• **Stored items**
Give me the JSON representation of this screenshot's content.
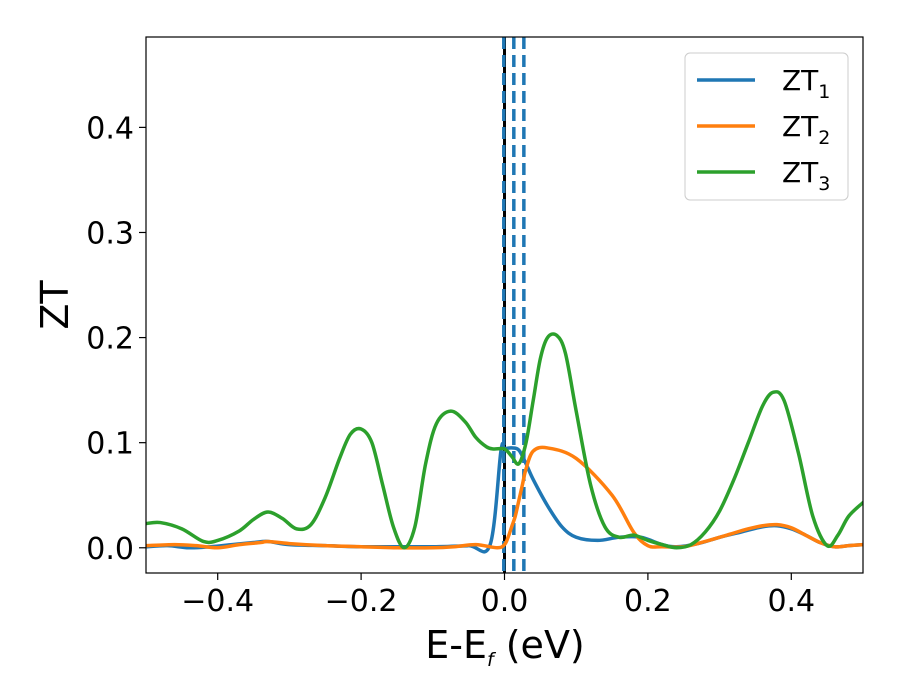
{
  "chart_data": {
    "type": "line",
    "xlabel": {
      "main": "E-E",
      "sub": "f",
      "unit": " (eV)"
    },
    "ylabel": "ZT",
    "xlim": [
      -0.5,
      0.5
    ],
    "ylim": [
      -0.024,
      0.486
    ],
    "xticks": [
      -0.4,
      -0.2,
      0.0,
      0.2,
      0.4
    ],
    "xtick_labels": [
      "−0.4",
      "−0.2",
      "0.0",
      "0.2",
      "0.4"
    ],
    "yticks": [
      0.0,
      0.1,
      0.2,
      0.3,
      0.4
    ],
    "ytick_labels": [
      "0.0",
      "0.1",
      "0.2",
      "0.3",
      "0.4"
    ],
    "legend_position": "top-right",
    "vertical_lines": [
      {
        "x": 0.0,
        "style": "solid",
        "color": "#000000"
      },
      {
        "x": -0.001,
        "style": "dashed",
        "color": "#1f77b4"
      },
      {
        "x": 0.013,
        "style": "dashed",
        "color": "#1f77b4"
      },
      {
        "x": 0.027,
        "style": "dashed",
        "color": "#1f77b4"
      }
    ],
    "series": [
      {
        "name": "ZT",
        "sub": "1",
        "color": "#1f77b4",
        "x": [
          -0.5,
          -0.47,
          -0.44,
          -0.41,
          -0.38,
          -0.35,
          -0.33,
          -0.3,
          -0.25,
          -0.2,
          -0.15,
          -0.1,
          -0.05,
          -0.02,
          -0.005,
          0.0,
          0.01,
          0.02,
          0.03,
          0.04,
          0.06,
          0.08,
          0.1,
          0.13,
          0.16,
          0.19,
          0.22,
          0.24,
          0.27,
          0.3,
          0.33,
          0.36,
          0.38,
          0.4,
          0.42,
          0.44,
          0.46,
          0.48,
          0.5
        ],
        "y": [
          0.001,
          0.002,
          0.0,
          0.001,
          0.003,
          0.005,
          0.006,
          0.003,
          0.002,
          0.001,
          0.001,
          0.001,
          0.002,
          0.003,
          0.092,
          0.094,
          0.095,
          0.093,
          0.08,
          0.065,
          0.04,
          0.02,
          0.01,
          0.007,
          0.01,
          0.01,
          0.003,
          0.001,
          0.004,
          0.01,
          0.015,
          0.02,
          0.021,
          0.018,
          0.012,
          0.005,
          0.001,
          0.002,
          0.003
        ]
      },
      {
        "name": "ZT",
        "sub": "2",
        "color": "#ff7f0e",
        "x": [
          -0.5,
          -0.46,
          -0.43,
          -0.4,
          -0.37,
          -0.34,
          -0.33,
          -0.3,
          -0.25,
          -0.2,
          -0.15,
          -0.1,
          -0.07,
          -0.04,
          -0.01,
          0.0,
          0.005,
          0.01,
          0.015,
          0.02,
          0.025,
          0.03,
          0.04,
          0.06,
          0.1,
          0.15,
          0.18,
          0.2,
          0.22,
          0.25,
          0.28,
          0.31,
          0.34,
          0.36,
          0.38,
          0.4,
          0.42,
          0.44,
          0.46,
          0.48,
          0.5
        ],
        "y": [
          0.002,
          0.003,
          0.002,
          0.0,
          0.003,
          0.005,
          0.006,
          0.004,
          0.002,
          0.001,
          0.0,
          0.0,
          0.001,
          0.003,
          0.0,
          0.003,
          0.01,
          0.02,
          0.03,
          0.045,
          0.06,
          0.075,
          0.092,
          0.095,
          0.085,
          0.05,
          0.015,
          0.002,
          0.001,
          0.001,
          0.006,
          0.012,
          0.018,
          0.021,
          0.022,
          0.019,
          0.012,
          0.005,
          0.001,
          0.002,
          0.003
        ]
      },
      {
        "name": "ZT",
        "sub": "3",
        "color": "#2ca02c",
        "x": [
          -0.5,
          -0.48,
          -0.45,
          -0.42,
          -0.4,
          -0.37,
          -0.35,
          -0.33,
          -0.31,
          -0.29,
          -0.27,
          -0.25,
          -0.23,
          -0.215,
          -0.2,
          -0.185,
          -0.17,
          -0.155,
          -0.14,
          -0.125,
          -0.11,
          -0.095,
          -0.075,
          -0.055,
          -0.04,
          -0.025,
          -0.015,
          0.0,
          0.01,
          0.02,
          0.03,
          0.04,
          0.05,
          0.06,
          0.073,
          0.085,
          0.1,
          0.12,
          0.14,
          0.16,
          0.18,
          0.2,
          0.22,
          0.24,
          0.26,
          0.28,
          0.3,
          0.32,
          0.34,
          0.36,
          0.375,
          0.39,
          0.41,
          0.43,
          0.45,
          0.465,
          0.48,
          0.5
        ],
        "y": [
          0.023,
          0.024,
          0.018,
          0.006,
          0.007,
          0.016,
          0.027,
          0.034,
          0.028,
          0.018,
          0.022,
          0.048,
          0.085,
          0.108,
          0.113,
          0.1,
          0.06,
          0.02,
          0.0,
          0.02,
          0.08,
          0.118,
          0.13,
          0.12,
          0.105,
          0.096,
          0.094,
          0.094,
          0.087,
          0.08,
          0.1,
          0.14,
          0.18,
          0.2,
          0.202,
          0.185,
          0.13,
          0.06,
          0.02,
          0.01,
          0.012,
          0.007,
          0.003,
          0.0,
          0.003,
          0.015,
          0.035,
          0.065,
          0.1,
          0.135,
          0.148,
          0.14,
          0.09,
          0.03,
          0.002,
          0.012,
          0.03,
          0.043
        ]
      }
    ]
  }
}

• **DO THIS**
Reply with nothing but the number of lines in the data above that contain "color".

• **TASK RESPONSE**
7